> _Excerpt provided_:
● ● ● ● ● ● ●
Whilst further information is yet to be revealed in the Regulations, businesses can (and should) begin taking steps to comply with the PDPL in readiness for it coming into force on 14 September 2023. These include:
- 1. Audit and data mapping: The first step on any business' compliance journey should be an audit and data mapping exercise to enable it to understand exactly what personal data it processes, why, how, for how long it is routinely held, where that data is stored, whether any of that data is transferred outside of the Kingdom, when it is due to be deleted and the security measures applied to protect it. This will enable businesses to populate registers of processing activities that record personal data use, prepare privacy notices and polices and respond effectively to data subject access requests.
- 2. Breach Management: Businesses should begin implementing processes and procedures to respond to data breaches. These should enable the business to notify SDAIA and affected data subjects of the breach promptly, and in accordance with any specific timescales specified in the Regulations.
- 3. Responding to Data Subjects: Data subjects are granted a number of rights under the PDPL. An efficient process will need to be implemented to identify these requests and to enable the business to respond to any requests received from data subjects, including to provide a copy of their personal data where required by law.
- 4. Employment: Companies should update employment arrangements to reflect the PDPL regime, taking note of any changes that will need to be made to their existing consent collection processes (although notably the standard for consent under the PDPL remains to be confirmed).
● ● ● ● ● ● ●
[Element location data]
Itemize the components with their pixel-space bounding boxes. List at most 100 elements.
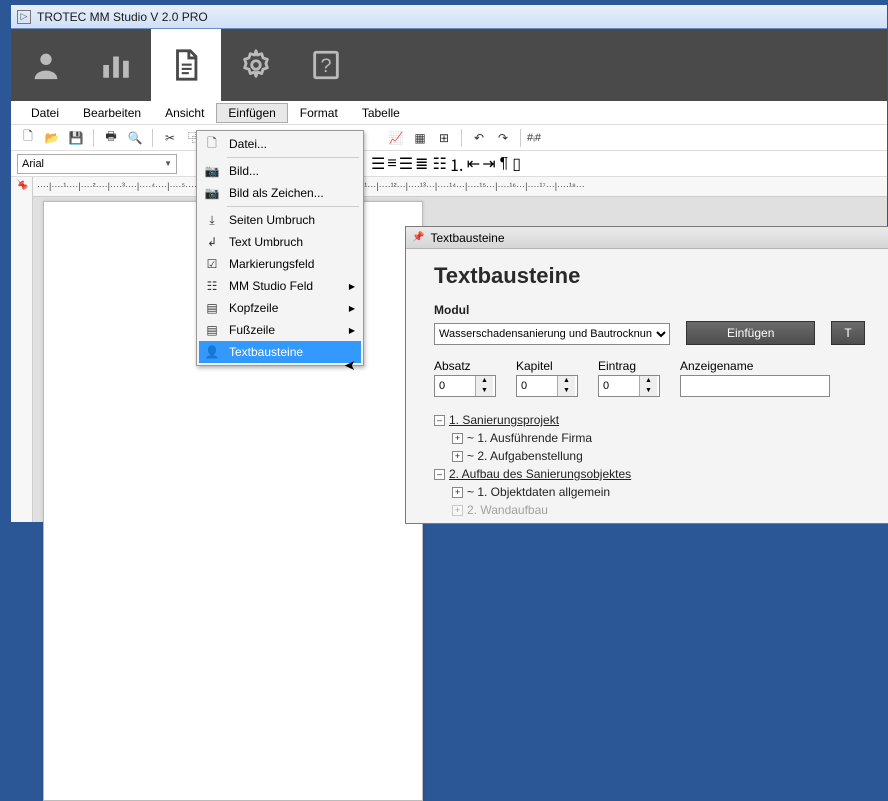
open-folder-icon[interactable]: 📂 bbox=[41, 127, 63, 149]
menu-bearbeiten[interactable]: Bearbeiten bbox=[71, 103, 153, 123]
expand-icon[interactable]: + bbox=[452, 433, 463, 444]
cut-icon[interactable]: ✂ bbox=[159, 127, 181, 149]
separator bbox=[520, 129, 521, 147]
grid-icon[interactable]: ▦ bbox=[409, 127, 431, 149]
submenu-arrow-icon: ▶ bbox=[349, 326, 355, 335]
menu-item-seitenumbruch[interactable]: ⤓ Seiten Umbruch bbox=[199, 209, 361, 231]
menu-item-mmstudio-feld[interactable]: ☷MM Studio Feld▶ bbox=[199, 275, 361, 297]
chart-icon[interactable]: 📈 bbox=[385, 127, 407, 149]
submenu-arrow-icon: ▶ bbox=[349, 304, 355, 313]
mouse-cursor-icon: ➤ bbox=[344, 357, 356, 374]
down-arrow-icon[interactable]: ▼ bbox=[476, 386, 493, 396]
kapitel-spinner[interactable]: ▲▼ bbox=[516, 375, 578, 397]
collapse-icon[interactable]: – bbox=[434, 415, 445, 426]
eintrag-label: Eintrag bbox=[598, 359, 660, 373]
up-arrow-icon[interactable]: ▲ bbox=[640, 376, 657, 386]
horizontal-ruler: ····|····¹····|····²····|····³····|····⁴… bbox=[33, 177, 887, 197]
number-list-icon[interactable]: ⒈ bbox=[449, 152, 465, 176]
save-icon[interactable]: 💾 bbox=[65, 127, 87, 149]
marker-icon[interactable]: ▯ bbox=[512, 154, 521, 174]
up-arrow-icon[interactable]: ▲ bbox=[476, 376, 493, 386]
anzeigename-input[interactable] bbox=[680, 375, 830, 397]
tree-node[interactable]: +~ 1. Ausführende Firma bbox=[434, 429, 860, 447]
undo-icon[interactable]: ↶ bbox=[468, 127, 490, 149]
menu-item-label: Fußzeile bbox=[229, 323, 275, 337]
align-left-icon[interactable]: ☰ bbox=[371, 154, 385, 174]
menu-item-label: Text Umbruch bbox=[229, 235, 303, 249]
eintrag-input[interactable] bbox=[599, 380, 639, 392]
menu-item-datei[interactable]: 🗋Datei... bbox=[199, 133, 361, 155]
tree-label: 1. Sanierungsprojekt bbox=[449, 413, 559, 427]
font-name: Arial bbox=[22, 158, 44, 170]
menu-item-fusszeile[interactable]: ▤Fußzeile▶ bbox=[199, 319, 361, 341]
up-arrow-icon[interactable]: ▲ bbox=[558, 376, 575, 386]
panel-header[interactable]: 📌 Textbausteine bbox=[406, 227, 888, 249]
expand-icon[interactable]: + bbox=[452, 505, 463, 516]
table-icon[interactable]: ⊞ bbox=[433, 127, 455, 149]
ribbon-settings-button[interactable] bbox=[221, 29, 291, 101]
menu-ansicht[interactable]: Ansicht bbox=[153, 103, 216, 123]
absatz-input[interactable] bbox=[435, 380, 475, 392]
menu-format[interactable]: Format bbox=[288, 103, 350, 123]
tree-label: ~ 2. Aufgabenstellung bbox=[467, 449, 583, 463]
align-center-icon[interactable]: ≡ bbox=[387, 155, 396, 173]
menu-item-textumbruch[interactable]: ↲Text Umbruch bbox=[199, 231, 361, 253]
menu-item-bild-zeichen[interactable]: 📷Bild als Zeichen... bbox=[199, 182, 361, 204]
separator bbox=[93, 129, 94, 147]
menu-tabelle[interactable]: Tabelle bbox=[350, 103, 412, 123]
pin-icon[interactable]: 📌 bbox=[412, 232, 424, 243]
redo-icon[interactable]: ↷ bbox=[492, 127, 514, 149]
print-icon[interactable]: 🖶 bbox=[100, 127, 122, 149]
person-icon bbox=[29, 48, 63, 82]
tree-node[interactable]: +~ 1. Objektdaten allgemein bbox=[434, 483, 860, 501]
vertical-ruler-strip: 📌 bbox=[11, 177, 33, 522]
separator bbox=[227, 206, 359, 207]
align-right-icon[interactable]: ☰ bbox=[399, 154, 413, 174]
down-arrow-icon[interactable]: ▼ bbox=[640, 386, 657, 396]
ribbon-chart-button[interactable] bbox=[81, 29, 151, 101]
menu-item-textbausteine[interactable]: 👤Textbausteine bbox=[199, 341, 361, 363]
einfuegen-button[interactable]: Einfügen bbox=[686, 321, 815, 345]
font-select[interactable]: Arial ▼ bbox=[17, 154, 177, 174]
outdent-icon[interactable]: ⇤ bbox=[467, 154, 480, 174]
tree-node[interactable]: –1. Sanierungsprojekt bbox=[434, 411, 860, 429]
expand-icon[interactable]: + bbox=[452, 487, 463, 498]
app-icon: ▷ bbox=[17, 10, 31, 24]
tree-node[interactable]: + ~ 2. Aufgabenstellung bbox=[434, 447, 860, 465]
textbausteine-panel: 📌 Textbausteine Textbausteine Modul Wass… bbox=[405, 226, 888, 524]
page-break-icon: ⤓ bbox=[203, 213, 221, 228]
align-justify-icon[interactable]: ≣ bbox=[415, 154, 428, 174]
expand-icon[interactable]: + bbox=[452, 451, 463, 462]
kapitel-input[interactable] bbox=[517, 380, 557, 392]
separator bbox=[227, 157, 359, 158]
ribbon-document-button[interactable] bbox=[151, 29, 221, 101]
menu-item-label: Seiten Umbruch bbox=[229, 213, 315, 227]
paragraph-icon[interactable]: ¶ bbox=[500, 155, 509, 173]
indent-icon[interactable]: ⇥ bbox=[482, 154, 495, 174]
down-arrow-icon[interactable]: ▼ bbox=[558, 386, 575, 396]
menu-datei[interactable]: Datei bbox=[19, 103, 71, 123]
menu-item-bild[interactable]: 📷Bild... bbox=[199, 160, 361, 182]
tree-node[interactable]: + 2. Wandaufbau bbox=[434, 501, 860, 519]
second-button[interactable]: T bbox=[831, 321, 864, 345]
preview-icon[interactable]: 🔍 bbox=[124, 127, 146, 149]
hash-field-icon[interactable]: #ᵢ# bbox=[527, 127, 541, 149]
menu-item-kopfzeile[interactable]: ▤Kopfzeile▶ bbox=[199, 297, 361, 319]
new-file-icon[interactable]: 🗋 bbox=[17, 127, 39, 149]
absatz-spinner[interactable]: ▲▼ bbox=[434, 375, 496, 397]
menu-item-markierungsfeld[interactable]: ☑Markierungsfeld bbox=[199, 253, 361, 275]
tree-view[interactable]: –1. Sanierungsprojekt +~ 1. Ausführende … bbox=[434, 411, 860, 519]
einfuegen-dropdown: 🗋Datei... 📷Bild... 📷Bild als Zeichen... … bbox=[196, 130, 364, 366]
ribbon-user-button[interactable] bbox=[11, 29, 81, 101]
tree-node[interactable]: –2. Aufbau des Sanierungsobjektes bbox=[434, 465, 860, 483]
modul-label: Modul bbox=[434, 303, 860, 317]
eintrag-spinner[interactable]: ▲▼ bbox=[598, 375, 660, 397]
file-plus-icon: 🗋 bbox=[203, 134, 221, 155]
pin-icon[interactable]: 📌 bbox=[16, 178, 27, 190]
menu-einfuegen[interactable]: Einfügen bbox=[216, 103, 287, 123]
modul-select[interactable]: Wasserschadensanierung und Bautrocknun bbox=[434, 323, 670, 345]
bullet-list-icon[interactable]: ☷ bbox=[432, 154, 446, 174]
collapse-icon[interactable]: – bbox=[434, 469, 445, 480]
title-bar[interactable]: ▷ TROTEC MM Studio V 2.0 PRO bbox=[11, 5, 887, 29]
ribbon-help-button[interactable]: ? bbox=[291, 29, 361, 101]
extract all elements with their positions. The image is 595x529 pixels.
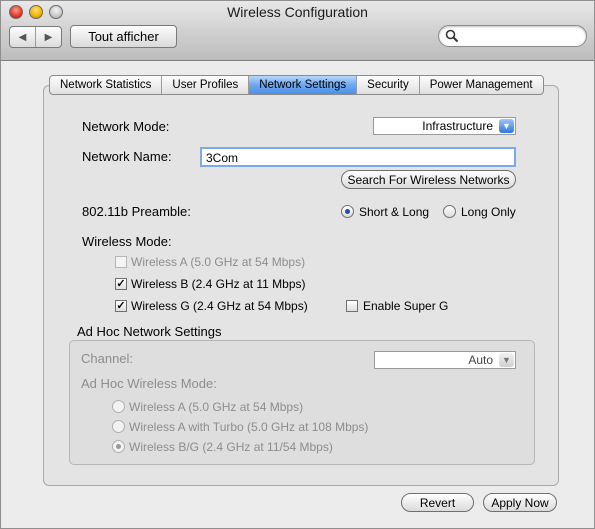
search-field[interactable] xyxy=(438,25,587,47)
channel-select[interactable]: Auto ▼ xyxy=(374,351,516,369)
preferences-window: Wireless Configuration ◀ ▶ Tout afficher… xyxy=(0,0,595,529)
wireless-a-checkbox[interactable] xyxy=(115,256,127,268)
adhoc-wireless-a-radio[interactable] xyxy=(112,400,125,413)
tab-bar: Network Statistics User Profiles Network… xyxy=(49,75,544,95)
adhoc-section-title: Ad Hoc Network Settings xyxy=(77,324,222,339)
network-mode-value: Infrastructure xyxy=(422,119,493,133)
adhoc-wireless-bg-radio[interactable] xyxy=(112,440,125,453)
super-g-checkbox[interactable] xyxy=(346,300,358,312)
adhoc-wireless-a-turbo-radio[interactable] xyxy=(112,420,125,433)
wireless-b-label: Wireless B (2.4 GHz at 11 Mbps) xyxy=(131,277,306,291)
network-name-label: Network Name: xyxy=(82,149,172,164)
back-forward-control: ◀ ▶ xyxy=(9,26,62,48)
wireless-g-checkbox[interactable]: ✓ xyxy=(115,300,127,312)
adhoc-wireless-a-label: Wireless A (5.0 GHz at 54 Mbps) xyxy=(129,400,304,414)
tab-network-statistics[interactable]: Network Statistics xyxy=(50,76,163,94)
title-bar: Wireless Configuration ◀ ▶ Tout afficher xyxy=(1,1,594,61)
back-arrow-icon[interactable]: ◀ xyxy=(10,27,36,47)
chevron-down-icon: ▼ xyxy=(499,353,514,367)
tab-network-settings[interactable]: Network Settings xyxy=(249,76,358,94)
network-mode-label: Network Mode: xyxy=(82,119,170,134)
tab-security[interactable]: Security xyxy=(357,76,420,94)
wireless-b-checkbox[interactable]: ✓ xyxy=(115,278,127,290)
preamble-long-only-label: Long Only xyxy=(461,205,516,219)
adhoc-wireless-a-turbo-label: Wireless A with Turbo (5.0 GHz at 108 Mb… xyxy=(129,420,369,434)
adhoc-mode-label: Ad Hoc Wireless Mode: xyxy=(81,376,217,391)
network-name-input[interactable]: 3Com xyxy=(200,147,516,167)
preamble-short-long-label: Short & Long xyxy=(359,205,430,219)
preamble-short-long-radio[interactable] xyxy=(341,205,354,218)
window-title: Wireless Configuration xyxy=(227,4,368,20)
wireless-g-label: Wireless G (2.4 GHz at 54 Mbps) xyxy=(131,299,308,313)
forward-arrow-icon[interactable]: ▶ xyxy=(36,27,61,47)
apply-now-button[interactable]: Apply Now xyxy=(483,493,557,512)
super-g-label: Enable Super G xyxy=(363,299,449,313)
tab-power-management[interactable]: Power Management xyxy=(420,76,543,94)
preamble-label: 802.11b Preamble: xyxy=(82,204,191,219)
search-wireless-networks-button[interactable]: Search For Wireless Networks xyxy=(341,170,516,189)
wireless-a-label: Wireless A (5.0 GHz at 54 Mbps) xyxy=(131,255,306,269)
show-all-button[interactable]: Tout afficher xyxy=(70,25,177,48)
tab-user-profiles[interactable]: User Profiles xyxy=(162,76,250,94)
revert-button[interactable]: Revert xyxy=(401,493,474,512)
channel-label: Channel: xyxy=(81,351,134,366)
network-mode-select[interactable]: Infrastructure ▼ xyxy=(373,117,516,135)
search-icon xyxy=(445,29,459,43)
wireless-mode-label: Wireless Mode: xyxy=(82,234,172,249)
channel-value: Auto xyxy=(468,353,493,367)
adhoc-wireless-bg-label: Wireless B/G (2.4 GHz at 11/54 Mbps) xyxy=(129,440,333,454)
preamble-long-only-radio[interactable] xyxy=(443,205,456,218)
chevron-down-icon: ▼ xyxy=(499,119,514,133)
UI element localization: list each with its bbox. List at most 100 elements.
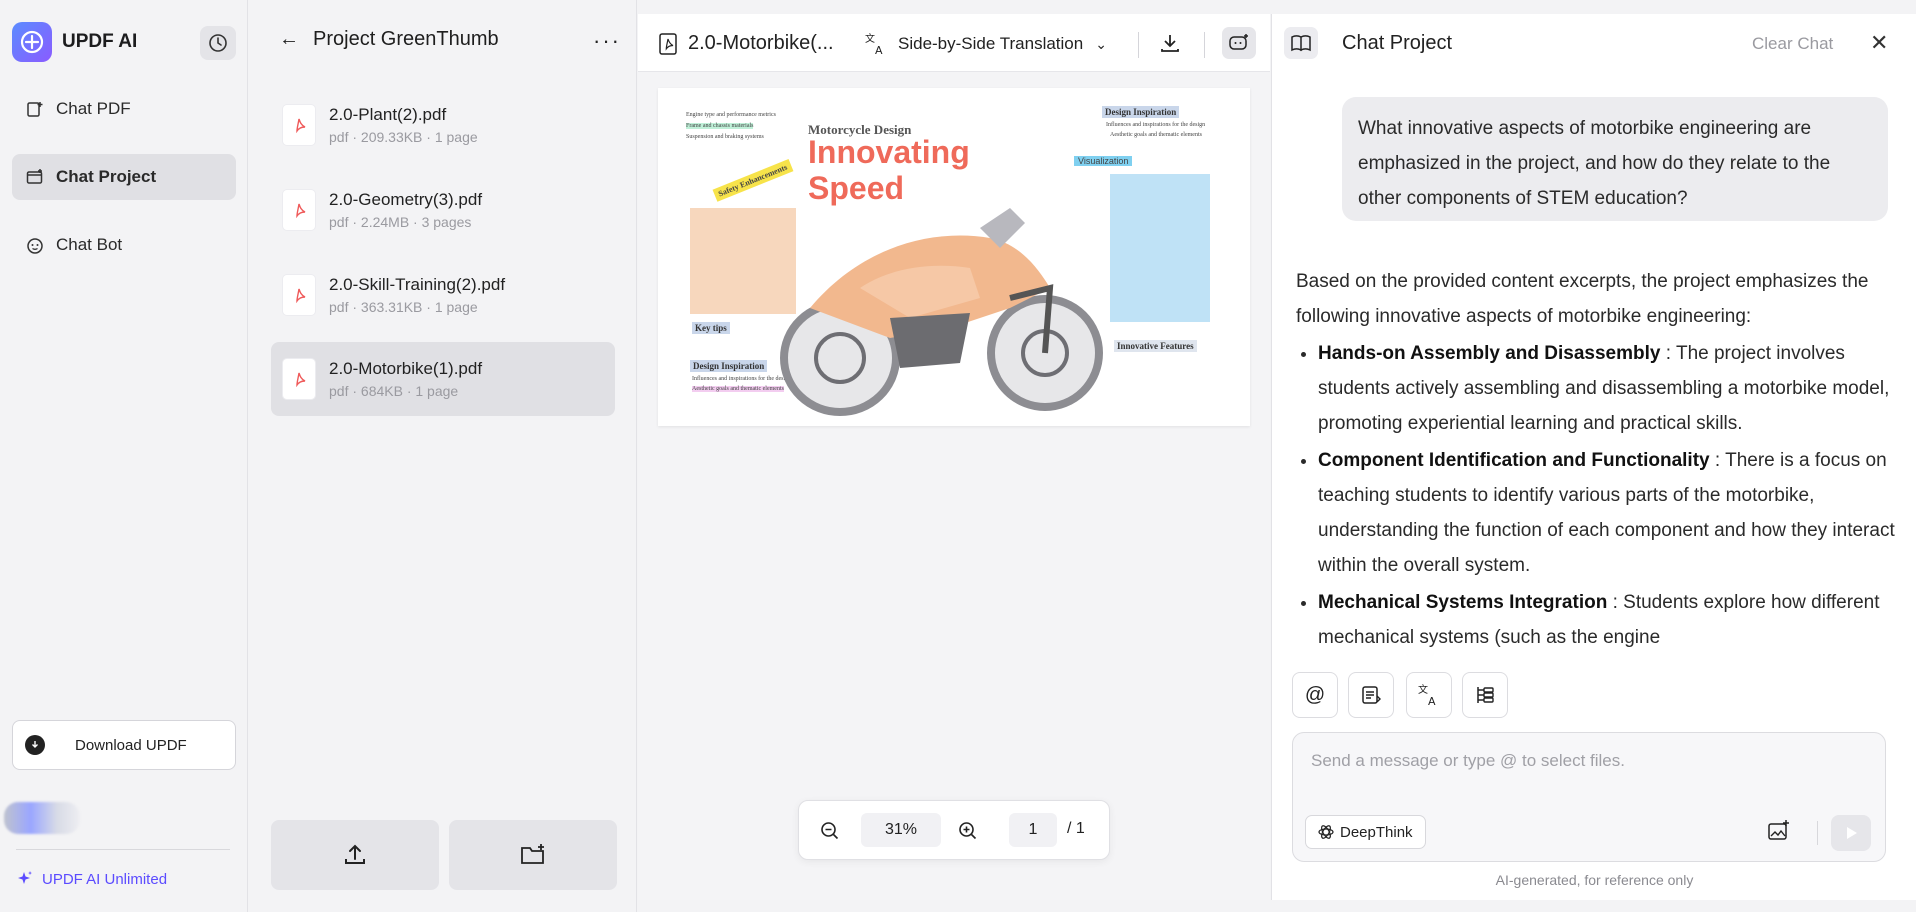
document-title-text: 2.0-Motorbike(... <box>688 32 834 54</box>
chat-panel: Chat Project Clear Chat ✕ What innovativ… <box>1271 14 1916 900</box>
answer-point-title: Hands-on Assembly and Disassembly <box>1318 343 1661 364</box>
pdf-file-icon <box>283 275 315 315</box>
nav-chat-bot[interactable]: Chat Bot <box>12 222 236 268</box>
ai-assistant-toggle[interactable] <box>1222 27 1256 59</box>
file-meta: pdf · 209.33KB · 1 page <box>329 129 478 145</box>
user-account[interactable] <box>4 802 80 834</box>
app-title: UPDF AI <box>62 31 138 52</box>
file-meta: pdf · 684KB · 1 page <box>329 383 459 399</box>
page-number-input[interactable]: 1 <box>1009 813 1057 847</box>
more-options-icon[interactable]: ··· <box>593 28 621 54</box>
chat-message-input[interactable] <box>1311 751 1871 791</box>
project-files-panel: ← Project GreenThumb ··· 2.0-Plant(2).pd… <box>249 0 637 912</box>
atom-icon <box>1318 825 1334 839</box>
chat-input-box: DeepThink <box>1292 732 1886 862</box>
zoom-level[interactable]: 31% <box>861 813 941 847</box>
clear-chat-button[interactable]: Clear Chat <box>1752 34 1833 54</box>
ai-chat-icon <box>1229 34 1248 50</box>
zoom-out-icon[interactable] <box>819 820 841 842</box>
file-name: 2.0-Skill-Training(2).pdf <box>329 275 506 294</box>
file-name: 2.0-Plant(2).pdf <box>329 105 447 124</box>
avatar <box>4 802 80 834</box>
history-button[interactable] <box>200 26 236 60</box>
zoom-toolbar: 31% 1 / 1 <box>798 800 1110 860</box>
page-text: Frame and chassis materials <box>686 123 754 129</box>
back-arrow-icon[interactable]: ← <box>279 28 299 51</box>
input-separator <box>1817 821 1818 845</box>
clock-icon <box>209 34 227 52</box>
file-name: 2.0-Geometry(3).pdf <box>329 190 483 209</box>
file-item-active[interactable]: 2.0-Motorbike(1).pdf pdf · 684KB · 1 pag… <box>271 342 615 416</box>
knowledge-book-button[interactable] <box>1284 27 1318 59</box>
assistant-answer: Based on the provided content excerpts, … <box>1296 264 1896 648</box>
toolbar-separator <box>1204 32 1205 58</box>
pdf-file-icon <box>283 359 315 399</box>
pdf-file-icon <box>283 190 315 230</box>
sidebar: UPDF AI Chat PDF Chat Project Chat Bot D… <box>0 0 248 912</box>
● ● ● ● ● ● ●
> _Brief 1_: Write out the part of the excerpt on PDPL compliance that starts at the words "- 2. Breach" and ends after "to be confirmed).".
> _Brief 2_: For each statement, say whether the excerpt on PDPL compliance agrees with it, answering yes or no and quoting the words that settle it: (a) the PDPL comes into force on 14 September 2023; (b) the standard for consent under the PDPL has already been confirmed; (c) businesses should be able to notify SDAIA of a data breach.
These records have nothing to do with the excerpt on PDPL compliance.

> _Right answer 1_:
- 2. Breach Management: Businesses should begin implementing processes and procedures to respond to data breaches. These should enable the business to notify SDAIA and affected data subjects of the breach promptly, and in accordance with any specific timescales specified in the Regulations.
- 3. Responding to Data Subjects: Data subjects are granted a number of rights under the PDPL. An efficient process will need to be implemented to identify these requests and to enable the business to respond to any requests received from data subjects, including to provide a copy of their personal data where required by law.
- 4. Employment: Companies should update employment arrangements to reflect the PDPL regime, taking note of any changes that will need to be made to their existing consent collection processes (although notably the standard for consent under the PDPL remains to be confirmed).

> _Right answer 2_:
(a) Yes: "in readiness for it coming into force on 14 September 2023"
(b) No: "the standard for consent under the PDPL remains to be confirmed"
(c) Yes: "These should enable the business to notify SDAIA and affected data subjects of the breach promptly"